Provided information>
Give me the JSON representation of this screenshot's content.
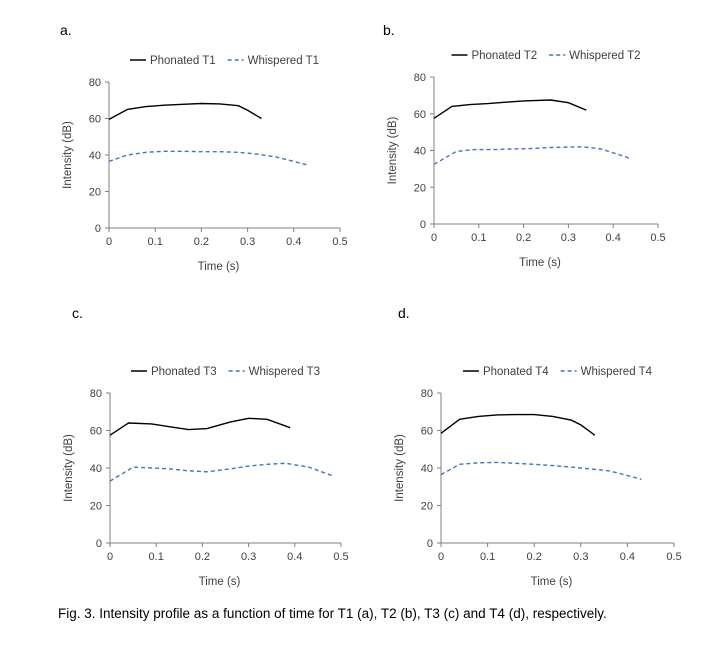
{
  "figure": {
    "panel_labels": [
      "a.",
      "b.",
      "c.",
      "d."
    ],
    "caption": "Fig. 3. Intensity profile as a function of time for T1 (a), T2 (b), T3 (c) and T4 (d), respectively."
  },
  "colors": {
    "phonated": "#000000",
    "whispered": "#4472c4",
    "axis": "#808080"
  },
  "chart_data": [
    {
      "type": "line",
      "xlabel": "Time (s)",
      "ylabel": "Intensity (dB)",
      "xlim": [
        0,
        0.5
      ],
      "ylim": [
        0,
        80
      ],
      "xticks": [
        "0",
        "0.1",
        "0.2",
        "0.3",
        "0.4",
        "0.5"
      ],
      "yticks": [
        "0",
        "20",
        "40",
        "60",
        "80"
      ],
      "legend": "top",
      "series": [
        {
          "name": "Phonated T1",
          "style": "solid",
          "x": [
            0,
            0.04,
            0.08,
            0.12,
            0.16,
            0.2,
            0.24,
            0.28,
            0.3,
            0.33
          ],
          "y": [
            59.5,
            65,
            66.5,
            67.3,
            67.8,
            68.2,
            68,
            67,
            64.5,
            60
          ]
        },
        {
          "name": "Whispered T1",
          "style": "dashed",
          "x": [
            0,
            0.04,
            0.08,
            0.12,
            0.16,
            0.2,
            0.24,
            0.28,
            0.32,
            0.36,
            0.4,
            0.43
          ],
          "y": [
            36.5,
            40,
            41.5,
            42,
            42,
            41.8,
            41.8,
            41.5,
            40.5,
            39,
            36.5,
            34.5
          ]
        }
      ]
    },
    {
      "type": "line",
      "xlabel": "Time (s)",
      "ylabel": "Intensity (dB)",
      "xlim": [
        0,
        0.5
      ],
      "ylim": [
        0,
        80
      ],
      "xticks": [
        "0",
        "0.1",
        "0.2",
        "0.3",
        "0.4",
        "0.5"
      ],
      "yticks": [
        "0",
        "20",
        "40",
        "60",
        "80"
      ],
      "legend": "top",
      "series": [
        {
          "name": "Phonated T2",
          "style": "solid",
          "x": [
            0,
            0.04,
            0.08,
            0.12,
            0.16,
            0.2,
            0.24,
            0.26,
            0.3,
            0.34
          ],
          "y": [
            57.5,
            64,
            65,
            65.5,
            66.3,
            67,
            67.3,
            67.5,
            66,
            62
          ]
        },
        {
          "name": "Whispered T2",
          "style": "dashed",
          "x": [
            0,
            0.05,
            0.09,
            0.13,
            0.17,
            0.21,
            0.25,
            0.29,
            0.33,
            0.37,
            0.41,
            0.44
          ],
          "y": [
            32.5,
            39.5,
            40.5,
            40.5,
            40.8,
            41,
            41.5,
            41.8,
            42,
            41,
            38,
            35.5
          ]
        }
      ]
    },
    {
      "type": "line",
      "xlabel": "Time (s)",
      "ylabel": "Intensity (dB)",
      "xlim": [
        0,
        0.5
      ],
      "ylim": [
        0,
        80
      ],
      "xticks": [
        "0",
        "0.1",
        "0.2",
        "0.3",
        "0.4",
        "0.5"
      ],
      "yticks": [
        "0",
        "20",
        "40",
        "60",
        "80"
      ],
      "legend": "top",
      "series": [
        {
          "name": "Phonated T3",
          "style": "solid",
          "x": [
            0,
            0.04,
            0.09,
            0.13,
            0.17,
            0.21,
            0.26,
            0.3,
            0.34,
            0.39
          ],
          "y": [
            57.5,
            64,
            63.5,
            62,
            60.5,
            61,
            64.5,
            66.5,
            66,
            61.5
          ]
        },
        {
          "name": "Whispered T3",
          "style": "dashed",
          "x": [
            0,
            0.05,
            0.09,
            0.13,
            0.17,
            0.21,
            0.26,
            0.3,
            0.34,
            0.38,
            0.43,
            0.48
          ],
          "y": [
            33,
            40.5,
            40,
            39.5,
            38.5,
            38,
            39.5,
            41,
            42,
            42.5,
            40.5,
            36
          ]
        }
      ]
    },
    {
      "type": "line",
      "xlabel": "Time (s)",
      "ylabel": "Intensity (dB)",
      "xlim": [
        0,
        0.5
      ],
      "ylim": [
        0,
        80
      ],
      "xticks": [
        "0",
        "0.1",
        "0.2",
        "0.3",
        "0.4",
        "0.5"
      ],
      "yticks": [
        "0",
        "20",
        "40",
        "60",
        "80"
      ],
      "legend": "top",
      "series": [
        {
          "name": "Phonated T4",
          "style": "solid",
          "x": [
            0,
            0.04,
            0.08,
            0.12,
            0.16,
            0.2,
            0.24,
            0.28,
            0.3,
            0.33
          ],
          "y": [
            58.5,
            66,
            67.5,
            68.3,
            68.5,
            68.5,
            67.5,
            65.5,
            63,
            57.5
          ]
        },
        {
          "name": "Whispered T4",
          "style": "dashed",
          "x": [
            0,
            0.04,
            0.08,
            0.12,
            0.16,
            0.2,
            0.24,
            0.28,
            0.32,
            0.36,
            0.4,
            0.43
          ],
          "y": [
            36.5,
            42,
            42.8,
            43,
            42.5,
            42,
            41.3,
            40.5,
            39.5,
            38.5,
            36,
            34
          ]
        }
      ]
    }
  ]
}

What you should do>
Using the material above, set down every line exactly, but skip the pictures.

Full answer>
Give me the JSON representation of this screenshot's content.
{
  "figure": {
    "panel_labels": [
      "a.",
      "b.",
      "c.",
      "d."
    ],
    "caption": "Fig. 3. Intensity profile as a function of time for T1 (a), T2 (b), T3 (c) and T4 (d), respectively."
  },
  "colors": {
    "phonated": "#000000",
    "whispered": "#4472c4",
    "axis": "#808080"
  },
  "chart_data": [
    {
      "type": "line",
      "xlabel": "Time (s)",
      "ylabel": "Intensity (dB)",
      "xlim": [
        0,
        0.5
      ],
      "ylim": [
        0,
        80
      ],
      "xticks": [
        "0",
        "0.1",
        "0.2",
        "0.3",
        "0.4",
        "0.5"
      ],
      "yticks": [
        "0",
        "20",
        "40",
        "60",
        "80"
      ],
      "legend": "top",
      "series": [
        {
          "name": "Phonated T1",
          "style": "solid",
          "x": [
            0,
            0.04,
            0.08,
            0.12,
            0.16,
            0.2,
            0.24,
            0.28,
            0.3,
            0.33
          ],
          "y": [
            59.5,
            65,
            66.5,
            67.3,
            67.8,
            68.2,
            68,
            67,
            64.5,
            60
          ]
        },
        {
          "name": "Whispered T1",
          "style": "dashed",
          "x": [
            0,
            0.04,
            0.08,
            0.12,
            0.16,
            0.2,
            0.24,
            0.28,
            0.32,
            0.36,
            0.4,
            0.43
          ],
          "y": [
            36.5,
            40,
            41.5,
            42,
            42,
            41.8,
            41.8,
            41.5,
            40.5,
            39,
            36.5,
            34.5
          ]
        }
      ]
    },
    {
      "type": "line",
      "xlabel": "Time (s)",
      "ylabel": "Intensity (dB)",
      "xlim": [
        0,
        0.5
      ],
      "ylim": [
        0,
        80
      ],
      "xticks": [
        "0",
        "0.1",
        "0.2",
        "0.3",
        "0.4",
        "0.5"
      ],
      "yticks": [
        "0",
        "20",
        "40",
        "60",
        "80"
      ],
      "legend": "top",
      "series": [
        {
          "name": "Phonated T2",
          "style": "solid",
          "x": [
            0,
            0.04,
            0.08,
            0.12,
            0.16,
            0.2,
            0.24,
            0.26,
            0.3,
            0.34
          ],
          "y": [
            57.5,
            64,
            65,
            65.5,
            66.3,
            67,
            67.3,
            67.5,
            66,
            62
          ]
        },
        {
          "name": "Whispered T2",
          "style": "dashed",
          "x": [
            0,
            0.05,
            0.09,
            0.13,
            0.17,
            0.21,
            0.25,
            0.29,
            0.33,
            0.37,
            0.41,
            0.44
          ],
          "y": [
            32.5,
            39.5,
            40.5,
            40.5,
            40.8,
            41,
            41.5,
            41.8,
            42,
            41,
            38,
            35.5
          ]
        }
      ]
    },
    {
      "type": "line",
      "xlabel": "Time (s)",
      "ylabel": "Intensity (dB)",
      "xlim": [
        0,
        0.5
      ],
      "ylim": [
        0,
        80
      ],
      "xticks": [
        "0",
        "0.1",
        "0.2",
        "0.3",
        "0.4",
        "0.5"
      ],
      "yticks": [
        "0",
        "20",
        "40",
        "60",
        "80"
      ],
      "legend": "top",
      "series": [
        {
          "name": "Phonated T3",
          "style": "solid",
          "x": [
            0,
            0.04,
            0.09,
            0.13,
            0.17,
            0.21,
            0.26,
            0.3,
            0.34,
            0.39
          ],
          "y": [
            57.5,
            64,
            63.5,
            62,
            60.5,
            61,
            64.5,
            66.5,
            66,
            61.5
          ]
        },
        {
          "name": "Whispered T3",
          "style": "dashed",
          "x": [
            0,
            0.05,
            0.09,
            0.13,
            0.17,
            0.21,
            0.26,
            0.3,
            0.34,
            0.38,
            0.43,
            0.48
          ],
          "y": [
            33,
            40.5,
            40,
            39.5,
            38.5,
            38,
            39.5,
            41,
            42,
            42.5,
            40.5,
            36
          ]
        }
      ]
    },
    {
      "type": "line",
      "xlabel": "Time (s)",
      "ylabel": "Intensity (dB)",
      "xlim": [
        0,
        0.5
      ],
      "ylim": [
        0,
        80
      ],
      "xticks": [
        "0",
        "0.1",
        "0.2",
        "0.3",
        "0.4",
        "0.5"
      ],
      "yticks": [
        "0",
        "20",
        "40",
        "60",
        "80"
      ],
      "legend": "top",
      "series": [
        {
          "name": "Phonated T4",
          "style": "solid",
          "x": [
            0,
            0.04,
            0.08,
            0.12,
            0.16,
            0.2,
            0.24,
            0.28,
            0.3,
            0.33
          ],
          "y": [
            58.5,
            66,
            67.5,
            68.3,
            68.5,
            68.5,
            67.5,
            65.5,
            63,
            57.5
          ]
        },
        {
          "name": "Whispered T4",
          "style": "dashed",
          "x": [
            0,
            0.04,
            0.08,
            0.12,
            0.16,
            0.2,
            0.24,
            0.28,
            0.32,
            0.36,
            0.4,
            0.43
          ],
          "y": [
            36.5,
            42,
            42.8,
            43,
            42.5,
            42,
            41.3,
            40.5,
            39.5,
            38.5,
            36,
            34
          ]
        }
      ]
    }
  ]
}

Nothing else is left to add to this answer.